#### THE RECORDS
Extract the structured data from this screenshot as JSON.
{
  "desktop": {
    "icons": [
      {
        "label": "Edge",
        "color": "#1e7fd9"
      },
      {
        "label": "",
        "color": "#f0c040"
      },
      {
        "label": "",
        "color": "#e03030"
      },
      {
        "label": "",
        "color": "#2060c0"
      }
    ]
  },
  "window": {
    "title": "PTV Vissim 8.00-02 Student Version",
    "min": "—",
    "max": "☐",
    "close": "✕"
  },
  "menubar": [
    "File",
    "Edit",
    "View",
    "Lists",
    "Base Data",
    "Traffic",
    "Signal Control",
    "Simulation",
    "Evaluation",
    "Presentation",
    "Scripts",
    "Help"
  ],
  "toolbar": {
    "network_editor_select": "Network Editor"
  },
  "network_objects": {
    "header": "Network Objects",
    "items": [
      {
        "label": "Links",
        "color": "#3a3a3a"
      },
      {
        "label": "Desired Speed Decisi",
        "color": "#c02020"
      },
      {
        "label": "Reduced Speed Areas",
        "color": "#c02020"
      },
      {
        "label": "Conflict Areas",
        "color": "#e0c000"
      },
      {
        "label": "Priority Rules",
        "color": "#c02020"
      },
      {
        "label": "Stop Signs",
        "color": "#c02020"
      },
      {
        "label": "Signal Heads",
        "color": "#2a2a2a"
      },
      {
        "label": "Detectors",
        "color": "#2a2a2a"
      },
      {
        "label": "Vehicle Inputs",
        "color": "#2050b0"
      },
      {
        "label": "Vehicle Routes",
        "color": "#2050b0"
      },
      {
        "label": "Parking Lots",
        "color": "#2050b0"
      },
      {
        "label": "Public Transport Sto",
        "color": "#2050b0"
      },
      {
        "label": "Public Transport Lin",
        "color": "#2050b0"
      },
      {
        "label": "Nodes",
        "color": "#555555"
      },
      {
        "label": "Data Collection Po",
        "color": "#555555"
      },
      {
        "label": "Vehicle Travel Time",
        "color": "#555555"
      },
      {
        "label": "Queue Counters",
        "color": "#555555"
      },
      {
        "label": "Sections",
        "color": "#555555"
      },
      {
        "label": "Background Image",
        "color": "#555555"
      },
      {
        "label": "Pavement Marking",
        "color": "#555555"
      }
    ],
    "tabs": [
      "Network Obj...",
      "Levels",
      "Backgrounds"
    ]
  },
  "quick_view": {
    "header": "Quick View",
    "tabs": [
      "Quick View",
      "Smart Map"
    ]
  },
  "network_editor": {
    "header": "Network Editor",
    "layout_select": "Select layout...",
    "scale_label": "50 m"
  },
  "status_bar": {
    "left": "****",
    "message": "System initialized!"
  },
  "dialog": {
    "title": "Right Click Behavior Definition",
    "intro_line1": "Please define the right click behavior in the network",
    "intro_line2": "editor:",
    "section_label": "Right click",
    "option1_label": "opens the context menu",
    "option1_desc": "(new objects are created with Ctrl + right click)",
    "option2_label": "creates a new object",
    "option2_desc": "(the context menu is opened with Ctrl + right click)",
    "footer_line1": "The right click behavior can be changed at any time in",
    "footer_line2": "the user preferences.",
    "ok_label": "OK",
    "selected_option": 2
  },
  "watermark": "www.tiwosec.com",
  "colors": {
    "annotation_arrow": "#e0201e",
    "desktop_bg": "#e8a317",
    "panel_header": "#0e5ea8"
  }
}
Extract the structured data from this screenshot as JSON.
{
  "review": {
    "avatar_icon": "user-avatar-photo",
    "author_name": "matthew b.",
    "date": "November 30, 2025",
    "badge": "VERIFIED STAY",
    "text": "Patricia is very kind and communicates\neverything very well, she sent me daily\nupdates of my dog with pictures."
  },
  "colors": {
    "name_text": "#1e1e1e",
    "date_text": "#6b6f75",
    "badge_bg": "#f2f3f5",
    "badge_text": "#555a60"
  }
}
########
EXERCISE TASK =
Repeat the records exactly, including every line.

ANSWER TO THIS PROBLEM =
Extract the structured data from this screenshot as JSON.
{
  "desktop": {
    "icons": [
      {
        "label": "Edge",
        "color": "#1e7fd9"
      },
      {
        "label": "",
        "color": "#f0c040"
      },
      {
        "label": "",
        "color": "#e03030"
      },
      {
        "label": "",
        "color": "#2060c0"
      }
    ]
  },
  "window": {
    "title": "PTV Vissim 8.00-02 Student Version",
    "min": "—",
    "max": "☐",
    "close": "✕"
  },
  "menubar": [
    "File",
    "Edit",
    "View",
    "Lists",
    "Base Data",
    "Traffic",
    "Signal Control",
    "Simulation",
    "Evaluation",
    "Presentation",
    "Scripts",
    "Help"
  ],
  "toolbar": {
    "network_editor_select": "Network Editor"
  },
  "network_objects": {
    "header": "Network Objects",
    "items": [
      {
        "label": "Links",
        "color": "#3a3a3a"
      },
      {
        "label": "Desired Speed Decisi",
        "color": "#c02020"
      },
      {
        "label": "Reduced Speed Areas",
        "color": "#c02020"
      },
      {
        "label": "Conflict Areas",
        "color": "#e0c000"
      },
      {
        "label": "Priority Rules",
        "color": "#c02020"
      },
      {
        "label": "Stop Signs",
        "color": "#c02020"
      },
      {
        "label": "Signal Heads",
        "color": "#2a2a2a"
      },
      {
        "label": "Detectors",
        "color": "#2a2a2a"
      },
      {
        "label": "Vehicle Inputs",
        "color": "#2050b0"
      },
      {
        "label": "Vehicle Routes",
        "color": "#2050b0"
      },
      {
        "label": "Parking Lots",
        "color": "#2050b0"
      },
      {
        "label": "Public Transport Sto",
        "color": "#2050b0"
      },
      {
        "label": "Public Transport Lin",
        "color": "#2050b0"
      },
      {
        "label": "Nodes",
        "color": "#555555"
      },
      {
        "label": "Data Collection Po",
        "color": "#555555"
      },
      {
        "label": "Vehicle Travel Time",
        "color": "#555555"
      },
      {
        "label": "Queue Counters",
        "color": "#555555"
      },
      {
        "label": "Sections",
        "color": "#555555"
      },
      {
        "label": "Background Image",
        "color": "#555555"
      },
      {
        "label": "Pavement Marking",
        "color": "#555555"
      }
    ],
    "tabs": [
      "Network Obj...",
      "Levels",
      "Backgrounds"
    ]
  },
  "quick_view": {
    "header": "Quick View",
    "tabs": [
      "Quick View",
      "Smart Map"
    ]
  },
  "network_editor": {
    "header": "Network Editor",
    "layout_select": "Select layout...",
    "scale_label": "50 m"
  },
  "status_bar": {
    "left": "****",
    "message": "System initialized!"
  },
  "dialog": {
    "title": "Right Click Behavior Definition",
    "intro_line1": "Please define the right click behavior in the network",
    "intro_line2": "editor:",
    "section_label": "Right click",
    "option1_label": "opens the context menu",
    "option1_desc": "(new objects are created with Ctrl + right click)",
    "option2_label": "creates a new object",
    "option2_desc": "(the context menu is opened with Ctrl + right click)",
    "footer_line1": "The right click behavior can be changed at any time in",
    "footer_line2": "the user preferences.",
    "ok_label": "OK",
    "selected_option": 2
  },
  "watermark": "www.tiwosec.com",
  "colors": {
    "annotation_arrow": "#e0201e",
    "desktop_bg": "#e8a317",
    "panel_header": "#0e5ea8"
  }
}
Extract the structured data from this screenshot as JSON.
{
  "review": {
    "avatar_icon": "user-avatar-photo",
    "author_name": "matthew b.",
    "date": "November 30, 2025",
    "badge": "VERIFIED STAY",
    "text": "Patricia is very kind and communicates\neverything very well, she sent me daily\nupdates of my dog with pictures."
  },
  "colors": {
    "name_text": "#1e1e1e",
    "date_text": "#6b6f75",
    "badge_bg": "#f2f3f5",
    "badge_text": "#555a60"
  }
}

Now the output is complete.